▸ INSTRUCTION
Locate each line containing the string "ecologische" and copy it out.
++++ ITEMS
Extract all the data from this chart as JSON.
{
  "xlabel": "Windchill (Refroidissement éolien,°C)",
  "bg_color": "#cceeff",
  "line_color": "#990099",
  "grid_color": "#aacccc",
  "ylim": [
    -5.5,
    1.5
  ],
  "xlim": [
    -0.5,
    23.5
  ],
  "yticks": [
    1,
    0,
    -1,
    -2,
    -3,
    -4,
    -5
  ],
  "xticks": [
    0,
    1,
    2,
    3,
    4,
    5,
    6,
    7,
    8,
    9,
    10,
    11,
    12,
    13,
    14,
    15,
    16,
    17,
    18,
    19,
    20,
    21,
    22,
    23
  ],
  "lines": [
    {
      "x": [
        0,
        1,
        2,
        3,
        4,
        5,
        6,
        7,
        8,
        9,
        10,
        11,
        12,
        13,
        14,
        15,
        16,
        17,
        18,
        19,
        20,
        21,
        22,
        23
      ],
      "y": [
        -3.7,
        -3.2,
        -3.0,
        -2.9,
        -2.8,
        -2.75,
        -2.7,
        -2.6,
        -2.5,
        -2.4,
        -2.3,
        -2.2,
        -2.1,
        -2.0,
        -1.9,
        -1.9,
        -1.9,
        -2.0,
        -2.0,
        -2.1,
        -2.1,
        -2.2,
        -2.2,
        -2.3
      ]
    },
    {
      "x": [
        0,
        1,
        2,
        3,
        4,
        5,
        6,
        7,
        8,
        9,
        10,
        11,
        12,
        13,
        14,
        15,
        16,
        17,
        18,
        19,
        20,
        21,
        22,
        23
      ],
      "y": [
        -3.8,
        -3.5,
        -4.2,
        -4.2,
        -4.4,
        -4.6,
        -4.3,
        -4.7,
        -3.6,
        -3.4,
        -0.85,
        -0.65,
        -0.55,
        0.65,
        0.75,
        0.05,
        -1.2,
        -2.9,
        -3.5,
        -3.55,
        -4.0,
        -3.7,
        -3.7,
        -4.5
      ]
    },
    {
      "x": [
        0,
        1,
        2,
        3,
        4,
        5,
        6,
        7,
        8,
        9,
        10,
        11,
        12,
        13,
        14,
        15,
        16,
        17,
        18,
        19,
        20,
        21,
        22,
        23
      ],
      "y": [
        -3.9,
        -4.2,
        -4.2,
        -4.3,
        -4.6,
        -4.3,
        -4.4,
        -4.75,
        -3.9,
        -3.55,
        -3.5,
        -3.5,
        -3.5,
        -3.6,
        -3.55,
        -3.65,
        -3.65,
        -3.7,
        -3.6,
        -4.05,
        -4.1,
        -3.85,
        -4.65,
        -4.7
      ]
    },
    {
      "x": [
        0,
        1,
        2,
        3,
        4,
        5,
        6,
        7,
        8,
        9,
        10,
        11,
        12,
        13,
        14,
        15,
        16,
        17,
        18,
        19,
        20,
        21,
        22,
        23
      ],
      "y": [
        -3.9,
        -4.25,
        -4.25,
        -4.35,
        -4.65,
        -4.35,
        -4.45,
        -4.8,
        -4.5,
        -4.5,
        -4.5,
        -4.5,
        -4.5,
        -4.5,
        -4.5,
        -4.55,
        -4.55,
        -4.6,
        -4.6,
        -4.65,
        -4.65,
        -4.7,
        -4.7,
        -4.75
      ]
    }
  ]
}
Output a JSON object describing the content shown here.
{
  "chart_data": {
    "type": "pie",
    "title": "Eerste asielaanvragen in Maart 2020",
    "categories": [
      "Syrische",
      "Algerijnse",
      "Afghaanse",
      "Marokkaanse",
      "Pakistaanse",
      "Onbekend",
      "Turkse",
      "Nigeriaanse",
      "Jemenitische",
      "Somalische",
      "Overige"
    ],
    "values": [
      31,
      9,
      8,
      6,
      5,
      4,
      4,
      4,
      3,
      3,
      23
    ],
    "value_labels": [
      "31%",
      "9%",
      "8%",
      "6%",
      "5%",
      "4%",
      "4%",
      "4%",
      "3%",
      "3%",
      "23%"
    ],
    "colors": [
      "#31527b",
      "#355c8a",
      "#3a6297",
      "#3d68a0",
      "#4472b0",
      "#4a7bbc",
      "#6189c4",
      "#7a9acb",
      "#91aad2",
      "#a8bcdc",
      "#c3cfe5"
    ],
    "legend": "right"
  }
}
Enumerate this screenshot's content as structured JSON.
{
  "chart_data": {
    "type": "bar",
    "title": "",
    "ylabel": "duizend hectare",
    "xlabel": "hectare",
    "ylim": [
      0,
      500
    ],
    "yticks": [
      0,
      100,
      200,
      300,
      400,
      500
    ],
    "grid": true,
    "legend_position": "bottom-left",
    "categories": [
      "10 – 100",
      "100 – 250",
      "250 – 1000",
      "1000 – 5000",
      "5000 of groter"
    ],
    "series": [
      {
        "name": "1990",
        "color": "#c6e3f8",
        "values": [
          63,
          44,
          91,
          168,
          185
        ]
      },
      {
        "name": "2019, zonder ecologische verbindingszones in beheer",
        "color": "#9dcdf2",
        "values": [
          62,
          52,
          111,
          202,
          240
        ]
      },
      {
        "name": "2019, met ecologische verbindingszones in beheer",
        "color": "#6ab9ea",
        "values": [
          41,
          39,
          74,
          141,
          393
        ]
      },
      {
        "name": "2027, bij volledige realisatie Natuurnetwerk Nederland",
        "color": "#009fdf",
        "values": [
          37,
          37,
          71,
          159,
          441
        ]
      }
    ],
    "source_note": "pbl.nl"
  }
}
++++++++
▸ THE SOLUTION
        "name": "2019, zonder ecologische verbindingszones in beheer",
        "name": "2019, met ecologische verbindingszones in beheer",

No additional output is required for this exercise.